Items from a data source:
....
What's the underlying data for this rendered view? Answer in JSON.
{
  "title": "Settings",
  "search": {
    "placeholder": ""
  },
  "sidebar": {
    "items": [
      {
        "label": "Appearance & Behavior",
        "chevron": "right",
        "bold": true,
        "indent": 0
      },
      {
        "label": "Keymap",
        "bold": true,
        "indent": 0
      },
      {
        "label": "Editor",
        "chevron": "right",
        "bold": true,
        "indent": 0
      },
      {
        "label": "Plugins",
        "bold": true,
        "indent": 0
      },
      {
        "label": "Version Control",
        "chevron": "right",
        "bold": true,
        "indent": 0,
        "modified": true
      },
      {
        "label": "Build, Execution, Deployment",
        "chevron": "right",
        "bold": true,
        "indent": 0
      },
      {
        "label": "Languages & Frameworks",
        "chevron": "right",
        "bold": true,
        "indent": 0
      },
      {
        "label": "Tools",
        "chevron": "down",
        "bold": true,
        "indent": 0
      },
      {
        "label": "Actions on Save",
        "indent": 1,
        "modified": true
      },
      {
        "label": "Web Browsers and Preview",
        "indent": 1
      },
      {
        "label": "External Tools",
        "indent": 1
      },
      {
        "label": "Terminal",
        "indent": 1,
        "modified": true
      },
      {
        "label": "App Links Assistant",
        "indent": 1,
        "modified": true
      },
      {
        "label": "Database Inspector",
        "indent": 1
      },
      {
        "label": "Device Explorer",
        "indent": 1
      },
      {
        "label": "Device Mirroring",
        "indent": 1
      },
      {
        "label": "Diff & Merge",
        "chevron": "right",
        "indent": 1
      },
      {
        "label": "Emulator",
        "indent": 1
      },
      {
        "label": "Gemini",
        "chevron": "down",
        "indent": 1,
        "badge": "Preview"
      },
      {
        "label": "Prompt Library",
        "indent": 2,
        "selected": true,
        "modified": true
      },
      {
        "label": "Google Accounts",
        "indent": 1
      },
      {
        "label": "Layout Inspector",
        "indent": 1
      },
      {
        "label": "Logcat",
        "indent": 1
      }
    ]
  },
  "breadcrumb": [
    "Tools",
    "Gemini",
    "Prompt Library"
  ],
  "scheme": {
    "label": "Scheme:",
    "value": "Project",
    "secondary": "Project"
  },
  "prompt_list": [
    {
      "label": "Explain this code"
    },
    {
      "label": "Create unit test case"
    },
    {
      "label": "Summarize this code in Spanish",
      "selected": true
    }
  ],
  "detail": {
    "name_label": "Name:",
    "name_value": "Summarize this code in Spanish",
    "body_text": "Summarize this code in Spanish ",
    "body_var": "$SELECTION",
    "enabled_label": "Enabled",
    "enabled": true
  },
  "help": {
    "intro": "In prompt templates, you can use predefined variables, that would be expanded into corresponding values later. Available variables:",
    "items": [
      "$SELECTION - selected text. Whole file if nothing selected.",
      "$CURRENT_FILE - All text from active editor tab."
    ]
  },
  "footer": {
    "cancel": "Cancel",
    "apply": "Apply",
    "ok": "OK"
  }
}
....
§ Instructions to follow
Return the entries above exactly, each one complete.

§ Output of the exercise
What's the underlying data for this rendered view? Answer in JSON.
{
  "title": "Settings",
  "search": {
    "placeholder": ""
  },
  "sidebar": {
    "items": [
      {
        "label": "Appearance & Behavior",
        "chevron": "right",
        "bold": true,
        "indent": 0
      },
      {
        "label": "Keymap",
        "bold": true,
        "indent": 0
      },
      {
        "label": "Editor",
        "chevron": "right",
        "bold": true,
        "indent": 0
      },
      {
        "label": "Plugins",
        "bold": true,
        "indent": 0
      },
      {
        "label": "Version Control",
        "chevron": "right",
        "bold": true,
        "indent": 0,
        "modified": true
      },
      {
        "label": "Build, Execution, Deployment",
        "chevron": "right",
        "bold": true,
        "indent": 0
      },
      {
        "label": "Languages & Frameworks",
        "chevron": "right",
        "bold": true,
        "indent": 0
      },
      {
        "label": "Tools",
        "chevron": "down",
        "bold": true,
        "indent": 0
      },
      {
        "label": "Actions on Save",
        "indent": 1,
        "modified": true
      },
      {
        "label": "Web Browsers and Preview",
        "indent": 1
      },
      {
        "label": "External Tools",
        "indent": 1
      },
      {
        "label": "Terminal",
        "indent": 1,
        "modified": true
      },
      {
        "label": "App Links Assistant",
        "indent": 1,
        "modified": true
      },
      {
        "label": "Database Inspector",
        "indent": 1
      },
      {
        "label": "Device Explorer",
        "indent": 1
      },
      {
        "label": "Device Mirroring",
        "indent": 1
      },
      {
        "label": "Diff & Merge",
        "chevron": "right",
        "indent": 1
      },
      {
        "label": "Emulator",
        "indent": 1
      },
      {
        "label": "Gemini",
        "chevron": "down",
        "indent": 1,
        "badge": "Preview"
      },
      {
        "label": "Prompt Library",
        "indent": 2,
        "selected": true,
        "modified": true
      },
      {
        "label": "Google Accounts",
        "indent": 1
      },
      {
        "label": "Layout Inspector",
        "indent": 1
      },
      {
        "label": "Logcat",
        "indent": 1
      }
    ]
  },
  "breadcrumb": [
    "Tools",
    "Gemini",
    "Prompt Library"
  ],
  "scheme": {
    "label": "Scheme:",
    "value": "Project",
    "secondary": "Project"
  },
  "prompt_list": [
    {
      "label": "Explain this code"
    },
    {
      "label": "Create unit test case"
    },
    {
      "label": "Summarize this code in Spanish",
      "selected": true
    }
  ],
  "detail": {
    "name_label": "Name:",
    "name_value": "Summarize this code in Spanish",
    "body_text": "Summarize this code in Spanish ",
    "body_var": "$SELECTION",
    "enabled_label": "Enabled",
    "enabled": true
  },
  "help": {
    "intro": "In prompt templates, you can use predefined variables, that would be expanded into corresponding values later. Available variables:",
    "items": [
      "$SELECTION - selected text. Whole file if nothing selected.",
      "$CURRENT_FILE - All text from active editor tab."
    ]
  },
  "footer": {
    "cancel": "Cancel",
    "apply": "Apply",
    "ok": "OK"
  }
}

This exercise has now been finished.